ACTIVITY -
Copy the data below. Keep every line exactly as it is.

Entries taken from a collection:

--- START ---

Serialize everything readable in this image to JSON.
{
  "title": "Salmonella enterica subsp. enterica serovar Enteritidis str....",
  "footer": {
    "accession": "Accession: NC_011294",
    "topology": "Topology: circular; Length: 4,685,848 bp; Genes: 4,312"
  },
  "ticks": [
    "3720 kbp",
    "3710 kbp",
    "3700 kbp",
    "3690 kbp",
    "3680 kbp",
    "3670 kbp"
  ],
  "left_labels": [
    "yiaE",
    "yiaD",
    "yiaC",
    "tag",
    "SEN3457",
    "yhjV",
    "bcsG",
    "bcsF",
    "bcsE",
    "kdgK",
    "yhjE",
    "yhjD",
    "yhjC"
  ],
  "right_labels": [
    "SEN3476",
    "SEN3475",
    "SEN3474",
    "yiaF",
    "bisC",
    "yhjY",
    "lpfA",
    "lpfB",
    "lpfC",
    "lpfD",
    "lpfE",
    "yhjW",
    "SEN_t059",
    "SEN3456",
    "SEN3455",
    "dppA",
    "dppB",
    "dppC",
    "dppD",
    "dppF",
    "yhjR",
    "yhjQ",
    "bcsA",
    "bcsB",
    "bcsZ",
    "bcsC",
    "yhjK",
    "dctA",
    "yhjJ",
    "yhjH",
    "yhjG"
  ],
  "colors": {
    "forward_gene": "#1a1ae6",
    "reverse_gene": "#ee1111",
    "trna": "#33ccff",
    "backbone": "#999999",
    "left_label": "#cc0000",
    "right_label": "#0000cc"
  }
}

--- END ---

TASK ANSWER -
Serialize everything readable in this image to JSON.
{
  "title": "Salmonella enterica subsp. enterica serovar Enteritidis str....",
  "footer": {
    "accession": "Accession: NC_011294",
    "topology": "Topology: circular; Length: 4,685,848 bp; Genes: 4,312"
  },
  "ticks": [
    "3720 kbp",
    "3710 kbp",
    "3700 kbp",
    "3690 kbp",
    "3680 kbp",
    "3670 kbp"
  ],
  "left_labels": [
    "yiaE",
    "yiaD",
    "yiaC",
    "tag",
    "SEN3457",
    "yhjV",
    "bcsG",
    "bcsF",
    "bcsE",
    "kdgK",
    "yhjE",
    "yhjD",
    "yhjC"
  ],
  "right_labels": [
    "SEN3476",
    "SEN3475",
    "SEN3474",
    "yiaF",
    "bisC",
    "yhjY",
    "lpfA",
    "lpfB",
    "lpfC",
    "lpfD",
    "lpfE",
    "yhjW",
    "SEN_t059",
    "SEN3456",
    "SEN3455",
    "dppA",
    "dppB",
    "dppC",
    "dppD",
    "dppF",
    "yhjR",
    "yhjQ",
    "bcsA",
    "bcsB",
    "bcsZ",
    "bcsC",
    "yhjK",
    "dctA",
    "yhjJ",
    "yhjH",
    "yhjG"
  ],
  "colors": {
    "forward_gene": "#1a1ae6",
    "reverse_gene": "#ee1111",
    "trna": "#33ccff",
    "backbone": "#999999",
    "left_label": "#cc0000",
    "right_label": "#0000cc"
  }
}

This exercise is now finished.